# WHAT IS REQUIRED
Gather the lines below that include the string "page", copying each in full.

# RECORDS SUPPLIED
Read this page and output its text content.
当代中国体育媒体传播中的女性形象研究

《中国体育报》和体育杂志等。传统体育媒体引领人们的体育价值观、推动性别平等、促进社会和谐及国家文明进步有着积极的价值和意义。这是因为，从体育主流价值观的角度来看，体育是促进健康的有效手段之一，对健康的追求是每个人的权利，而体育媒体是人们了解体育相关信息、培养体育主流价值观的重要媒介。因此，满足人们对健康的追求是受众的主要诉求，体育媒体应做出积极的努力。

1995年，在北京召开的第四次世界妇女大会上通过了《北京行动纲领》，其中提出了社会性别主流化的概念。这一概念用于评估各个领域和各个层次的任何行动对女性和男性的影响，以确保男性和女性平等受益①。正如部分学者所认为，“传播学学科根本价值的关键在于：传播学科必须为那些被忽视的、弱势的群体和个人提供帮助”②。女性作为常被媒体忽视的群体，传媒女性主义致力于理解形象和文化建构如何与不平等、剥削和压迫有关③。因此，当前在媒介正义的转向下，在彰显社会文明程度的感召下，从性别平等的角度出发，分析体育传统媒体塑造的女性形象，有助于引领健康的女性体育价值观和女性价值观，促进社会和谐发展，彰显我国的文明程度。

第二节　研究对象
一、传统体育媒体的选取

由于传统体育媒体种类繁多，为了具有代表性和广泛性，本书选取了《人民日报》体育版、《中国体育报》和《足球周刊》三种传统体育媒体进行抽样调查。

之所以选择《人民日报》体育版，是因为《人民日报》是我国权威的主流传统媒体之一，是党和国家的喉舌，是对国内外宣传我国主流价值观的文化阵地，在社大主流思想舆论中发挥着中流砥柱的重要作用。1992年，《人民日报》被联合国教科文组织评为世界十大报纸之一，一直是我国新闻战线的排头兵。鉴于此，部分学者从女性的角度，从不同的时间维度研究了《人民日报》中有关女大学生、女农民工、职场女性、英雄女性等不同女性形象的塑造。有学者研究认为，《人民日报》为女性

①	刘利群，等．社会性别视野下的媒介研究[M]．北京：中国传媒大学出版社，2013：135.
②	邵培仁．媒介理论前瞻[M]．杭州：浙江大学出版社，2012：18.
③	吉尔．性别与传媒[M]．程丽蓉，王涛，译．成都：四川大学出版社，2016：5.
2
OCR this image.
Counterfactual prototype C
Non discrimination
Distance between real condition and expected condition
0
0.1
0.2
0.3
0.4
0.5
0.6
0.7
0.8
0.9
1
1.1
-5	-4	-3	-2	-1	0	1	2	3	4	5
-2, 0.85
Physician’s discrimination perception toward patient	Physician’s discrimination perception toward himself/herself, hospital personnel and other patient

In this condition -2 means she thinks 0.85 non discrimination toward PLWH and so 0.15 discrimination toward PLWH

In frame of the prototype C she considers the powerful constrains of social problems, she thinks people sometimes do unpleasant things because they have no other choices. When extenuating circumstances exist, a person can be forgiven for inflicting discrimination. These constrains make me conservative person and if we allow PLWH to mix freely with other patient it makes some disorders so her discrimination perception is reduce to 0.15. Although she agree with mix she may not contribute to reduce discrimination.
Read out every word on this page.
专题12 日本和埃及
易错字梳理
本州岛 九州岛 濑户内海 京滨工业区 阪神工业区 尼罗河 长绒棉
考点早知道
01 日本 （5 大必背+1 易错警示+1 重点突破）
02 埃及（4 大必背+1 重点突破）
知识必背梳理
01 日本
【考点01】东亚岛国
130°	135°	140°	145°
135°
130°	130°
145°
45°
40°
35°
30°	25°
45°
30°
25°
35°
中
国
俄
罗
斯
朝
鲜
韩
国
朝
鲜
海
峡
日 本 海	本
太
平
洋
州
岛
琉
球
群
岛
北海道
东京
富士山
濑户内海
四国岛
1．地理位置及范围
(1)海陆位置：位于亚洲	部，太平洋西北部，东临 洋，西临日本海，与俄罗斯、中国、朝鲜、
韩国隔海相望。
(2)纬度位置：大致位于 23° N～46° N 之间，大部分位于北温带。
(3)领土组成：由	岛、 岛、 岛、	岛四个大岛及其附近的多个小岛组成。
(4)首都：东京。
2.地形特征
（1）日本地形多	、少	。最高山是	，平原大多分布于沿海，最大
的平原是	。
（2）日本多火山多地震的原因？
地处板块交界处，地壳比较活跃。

# TASK OUTPUT
Read this page and output its text content.
Read out every word on this page.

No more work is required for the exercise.